Items from a data source:
┏━━
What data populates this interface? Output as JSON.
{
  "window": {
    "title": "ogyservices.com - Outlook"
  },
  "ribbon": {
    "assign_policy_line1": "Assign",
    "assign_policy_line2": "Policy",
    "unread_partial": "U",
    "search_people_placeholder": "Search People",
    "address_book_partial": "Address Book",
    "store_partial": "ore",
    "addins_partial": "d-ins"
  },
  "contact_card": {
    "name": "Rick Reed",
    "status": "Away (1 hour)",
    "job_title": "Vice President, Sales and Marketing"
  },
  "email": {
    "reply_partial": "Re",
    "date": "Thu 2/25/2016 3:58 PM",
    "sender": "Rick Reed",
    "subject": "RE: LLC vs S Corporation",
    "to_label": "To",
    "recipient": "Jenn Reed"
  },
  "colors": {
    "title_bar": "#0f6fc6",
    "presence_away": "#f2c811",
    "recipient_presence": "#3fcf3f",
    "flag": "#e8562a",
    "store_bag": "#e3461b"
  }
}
┗━━
# [Directions]
Retype the listing above in full, with no alterations.

# [Response to this task]
What data populates this interface? Output as JSON.
{
  "window": {
    "title": "ogyservices.com - Outlook"
  },
  "ribbon": {
    "assign_policy_line1": "Assign",
    "assign_policy_line2": "Policy",
    "unread_partial": "U",
    "search_people_placeholder": "Search People",
    "address_book_partial": "Address Book",
    "store_partial": "ore",
    "addins_partial": "d-ins"
  },
  "contact_card": {
    "name": "Rick Reed",
    "status": "Away (1 hour)",
    "job_title": "Vice President, Sales and Marketing"
  },
  "email": {
    "reply_partial": "Re",
    "date": "Thu 2/25/2016 3:58 PM",
    "sender": "Rick Reed",
    "subject": "RE: LLC vs S Corporation",
    "to_label": "To",
    "recipient": "Jenn Reed"
  },
  "colors": {
    "title_bar": "#0f6fc6",
    "presence_away": "#f2c811",
    "recipient_presence": "#3fcf3f",
    "flag": "#e8562a",
    "store_bag": "#e3461b"
  }
}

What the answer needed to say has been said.